* **WORK TO BE COMPLETED**:
Reproduce verbatim the lines from the start of the records through the line containing "caption-strip: Nhập lệnh", both ends included.
_ _ _ _
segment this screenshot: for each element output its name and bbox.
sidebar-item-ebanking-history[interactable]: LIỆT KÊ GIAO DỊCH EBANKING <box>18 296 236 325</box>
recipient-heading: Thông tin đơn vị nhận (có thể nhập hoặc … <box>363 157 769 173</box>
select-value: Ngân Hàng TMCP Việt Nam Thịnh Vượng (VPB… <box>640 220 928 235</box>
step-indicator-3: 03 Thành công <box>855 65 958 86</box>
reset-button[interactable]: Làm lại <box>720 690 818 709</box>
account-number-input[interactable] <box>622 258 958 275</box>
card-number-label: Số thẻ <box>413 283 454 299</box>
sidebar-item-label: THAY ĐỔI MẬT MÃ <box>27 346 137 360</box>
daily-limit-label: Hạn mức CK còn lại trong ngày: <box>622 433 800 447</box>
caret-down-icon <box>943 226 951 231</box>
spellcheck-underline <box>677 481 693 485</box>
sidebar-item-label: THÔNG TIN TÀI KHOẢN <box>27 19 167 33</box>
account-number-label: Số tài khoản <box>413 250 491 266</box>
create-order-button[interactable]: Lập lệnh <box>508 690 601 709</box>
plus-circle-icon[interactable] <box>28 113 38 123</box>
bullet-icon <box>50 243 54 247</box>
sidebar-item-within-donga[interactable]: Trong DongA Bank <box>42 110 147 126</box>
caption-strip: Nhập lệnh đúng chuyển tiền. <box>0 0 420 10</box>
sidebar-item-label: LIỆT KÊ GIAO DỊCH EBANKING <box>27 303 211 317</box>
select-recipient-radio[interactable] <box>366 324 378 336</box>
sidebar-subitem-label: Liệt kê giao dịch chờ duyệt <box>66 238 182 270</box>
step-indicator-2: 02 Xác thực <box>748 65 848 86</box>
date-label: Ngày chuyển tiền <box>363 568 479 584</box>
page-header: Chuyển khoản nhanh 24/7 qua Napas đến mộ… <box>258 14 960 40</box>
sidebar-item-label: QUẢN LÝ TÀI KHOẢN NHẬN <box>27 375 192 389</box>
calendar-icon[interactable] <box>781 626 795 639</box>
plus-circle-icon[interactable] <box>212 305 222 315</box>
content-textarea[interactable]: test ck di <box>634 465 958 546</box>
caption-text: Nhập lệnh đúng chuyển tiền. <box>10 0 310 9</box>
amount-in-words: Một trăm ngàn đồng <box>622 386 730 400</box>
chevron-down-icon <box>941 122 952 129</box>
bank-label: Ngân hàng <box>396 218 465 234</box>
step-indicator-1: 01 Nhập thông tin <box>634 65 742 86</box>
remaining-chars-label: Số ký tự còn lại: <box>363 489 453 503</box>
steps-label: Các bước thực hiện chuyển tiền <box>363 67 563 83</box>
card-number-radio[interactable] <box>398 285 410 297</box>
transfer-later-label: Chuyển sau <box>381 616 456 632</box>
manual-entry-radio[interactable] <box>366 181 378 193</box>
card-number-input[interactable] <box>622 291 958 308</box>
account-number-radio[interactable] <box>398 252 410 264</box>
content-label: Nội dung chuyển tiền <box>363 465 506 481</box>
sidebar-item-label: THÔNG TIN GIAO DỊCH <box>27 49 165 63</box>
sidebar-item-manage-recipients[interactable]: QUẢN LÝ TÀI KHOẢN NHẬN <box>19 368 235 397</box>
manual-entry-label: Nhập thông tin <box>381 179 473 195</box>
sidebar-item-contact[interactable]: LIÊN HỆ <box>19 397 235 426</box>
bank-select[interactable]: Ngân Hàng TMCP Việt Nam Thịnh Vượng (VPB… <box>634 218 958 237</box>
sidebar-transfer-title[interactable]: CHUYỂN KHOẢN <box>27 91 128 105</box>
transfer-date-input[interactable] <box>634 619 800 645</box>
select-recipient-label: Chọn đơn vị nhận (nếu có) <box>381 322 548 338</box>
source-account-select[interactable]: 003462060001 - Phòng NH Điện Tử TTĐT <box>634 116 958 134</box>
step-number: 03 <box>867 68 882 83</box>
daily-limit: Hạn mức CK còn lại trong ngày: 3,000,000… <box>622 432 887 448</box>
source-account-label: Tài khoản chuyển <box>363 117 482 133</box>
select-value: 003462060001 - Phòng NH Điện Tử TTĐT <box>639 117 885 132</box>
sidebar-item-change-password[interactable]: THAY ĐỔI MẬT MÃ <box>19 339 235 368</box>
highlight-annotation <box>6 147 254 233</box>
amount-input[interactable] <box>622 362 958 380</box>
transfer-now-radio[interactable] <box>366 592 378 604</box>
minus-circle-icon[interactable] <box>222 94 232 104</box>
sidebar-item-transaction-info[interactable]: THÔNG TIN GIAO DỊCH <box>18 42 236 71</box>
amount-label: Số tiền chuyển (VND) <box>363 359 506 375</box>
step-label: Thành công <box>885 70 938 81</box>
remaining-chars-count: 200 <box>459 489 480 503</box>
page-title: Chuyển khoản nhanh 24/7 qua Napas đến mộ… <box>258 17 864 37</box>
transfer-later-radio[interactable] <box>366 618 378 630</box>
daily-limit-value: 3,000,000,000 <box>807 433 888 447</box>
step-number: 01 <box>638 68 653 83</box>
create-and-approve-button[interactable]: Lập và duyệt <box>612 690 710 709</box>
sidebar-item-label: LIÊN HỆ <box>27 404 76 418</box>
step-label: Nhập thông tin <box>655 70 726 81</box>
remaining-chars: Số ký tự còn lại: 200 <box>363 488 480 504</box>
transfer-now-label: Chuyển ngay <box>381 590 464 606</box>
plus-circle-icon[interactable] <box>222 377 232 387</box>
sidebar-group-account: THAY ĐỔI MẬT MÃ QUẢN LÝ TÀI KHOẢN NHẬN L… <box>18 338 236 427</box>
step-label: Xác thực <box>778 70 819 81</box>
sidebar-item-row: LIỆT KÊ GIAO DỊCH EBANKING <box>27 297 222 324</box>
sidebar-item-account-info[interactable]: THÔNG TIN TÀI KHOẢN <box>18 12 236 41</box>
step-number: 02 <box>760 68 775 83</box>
_ _ _ _
* **EXERCISE OUTPUT**:
segment this screenshot: for each element output its name and bbox.
sidebar-item-ebanking-history[interactable]: LIỆT KÊ GIAO DỊCH EBANKING <box>18 296 236 325</box>
recipient-heading: Thông tin đơn vị nhận (có thể nhập hoặc … <box>363 157 769 173</box>
select-value: Ngân Hàng TMCP Việt Nam Thịnh Vượng (VPB… <box>640 220 928 235</box>
step-indicator-3: 03 Thành công <box>855 65 958 86</box>
reset-button[interactable]: Làm lại <box>720 690 818 709</box>
account-number-input[interactable] <box>622 258 958 275</box>
card-number-label: Số thẻ <box>413 283 454 299</box>
sidebar-item-label: THAY ĐỔI MẬT MÃ <box>27 346 137 360</box>
daily-limit-label: Hạn mức CK còn lại trong ngày: <box>622 433 800 447</box>
caret-down-icon <box>943 226 951 231</box>
spellcheck-underline <box>677 481 693 485</box>
sidebar-item-label: THÔNG TIN TÀI KHOẢN <box>27 19 167 33</box>
account-number-label: Số tài khoản <box>413 250 491 266</box>
create-order-button[interactable]: Lập lệnh <box>508 690 601 709</box>
plus-circle-icon[interactable] <box>28 113 38 123</box>
bullet-icon <box>50 243 54 247</box>
sidebar-item-within-donga[interactable]: Trong DongA Bank <box>42 110 147 126</box>
caption-strip: Nhập lệnh đúng chuyển tiền. <box>0 0 420 10</box>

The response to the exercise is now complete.